* Исходный текст *
--------------------------------

На первый взгляд кажется, что мотив воскрешения не занимает важного места в творчестве Бланшо. По крайней мере в текстах, которые принято считать «теоретическими», такой мотив встречается довольно редко. Его присутствие, пожалуй, более ощутимо в прозе Бланшо, хотя именно здесь, разумеется, менее всего удается выделить ту или иную тему как таковую. В то же время воскрешение в его творчестве неотделимо от смерти и умирания, с которыми мы чаще всего привыкли ассоциировать имя Бланшо. И если умирание, в свою очередь, не просто неотделимо от литературы (или письма), но косубстанциально ей, то только в той степени, в какой оно вовлечено в воскрешение и в точности повторяет его движение. Что же это за движение? Именно к ответу на этот вопрос я и пытаюсь приблизиться. В то же время я не стану заниматься воссозданием целостной экономии этого движения по всем произведениям Бланшо, поскольку это составило бы предмет целой книги.

--------------------------------

* Записи о рамках элементов *
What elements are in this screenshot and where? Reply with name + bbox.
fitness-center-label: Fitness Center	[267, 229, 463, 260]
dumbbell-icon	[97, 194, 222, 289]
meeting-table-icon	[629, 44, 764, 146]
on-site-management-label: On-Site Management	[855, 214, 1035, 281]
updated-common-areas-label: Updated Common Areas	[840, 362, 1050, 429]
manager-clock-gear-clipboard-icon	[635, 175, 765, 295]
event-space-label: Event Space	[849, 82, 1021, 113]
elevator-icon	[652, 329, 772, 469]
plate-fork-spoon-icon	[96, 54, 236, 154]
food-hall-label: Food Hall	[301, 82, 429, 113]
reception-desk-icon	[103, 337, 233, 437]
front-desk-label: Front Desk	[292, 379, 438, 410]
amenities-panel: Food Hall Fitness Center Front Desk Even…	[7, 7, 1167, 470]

--------------------------------

* Задания *
(1) Ответьте по фрагменту о Бланшо:
(a) В каких текстах Бланшо мотив воскрешения встречается довольно редко?
(b) В какой части творчества Бланшо присутствие этого мотива более ощутимо?
(c) С чем мы чаще всего привыкли ассоциировать имя Бланшо?
(2) Почему, согласно фрагменту о Бланшо, автор не станет воссоздавать целостную экономию движения воскрешения по всем произведениям Бланшо?
(3) Продолжите фрагмент о Бланшо с того места, где он заканчивается.

* Ответы *
(1)
(a) В текстах, которые принято считать «теоретическими».
(b) В прозе Бланшо.
(c) Со смертью и умиранием.

(2) Такое воссоздание составило бы предмет целой книги, поэтому автор от него отказывается.

(3)
Сразу же зададим мажорную тональность [ton majeur]: воскрешение, о котором идет речь, не минует смерти, не выходит за ее пределы, не вовлекает ее в диалектическое движение. Напротив, оно образует предел и истину умирания. Оно осуществляется в смерти не для того, чтобы пройти сквозь нее, но чтобы, безвозвратно погружаясь в нее, воскресить ее самое. Воскресить смерть совершенно не то же самое, что воскресить мертвых. Воскрешение мертвых заключается в том, чтобы вернуть их к жизни, сделать так, чтобы жизнь вновь возникла там, где смерть ее уничтожила. Это необыкновенное, чудесное действие, которое заменяет законы природы сверхъестественной силой. Воскрешение смерти — это совершенно иное действие, если, конечно, это вообще действие. В любом случае это, безусловно, творение — слово, которое тесно связано с предыдущим термином [opération — œuvre], или дело творения, творения в его сущностной праздности [désoeuvrement].

Но даже эту праздность в действительности мы можем понять, лишь исходя из воскрешения смерти, если через творение «речь наделяет голосом сокровенность смерти».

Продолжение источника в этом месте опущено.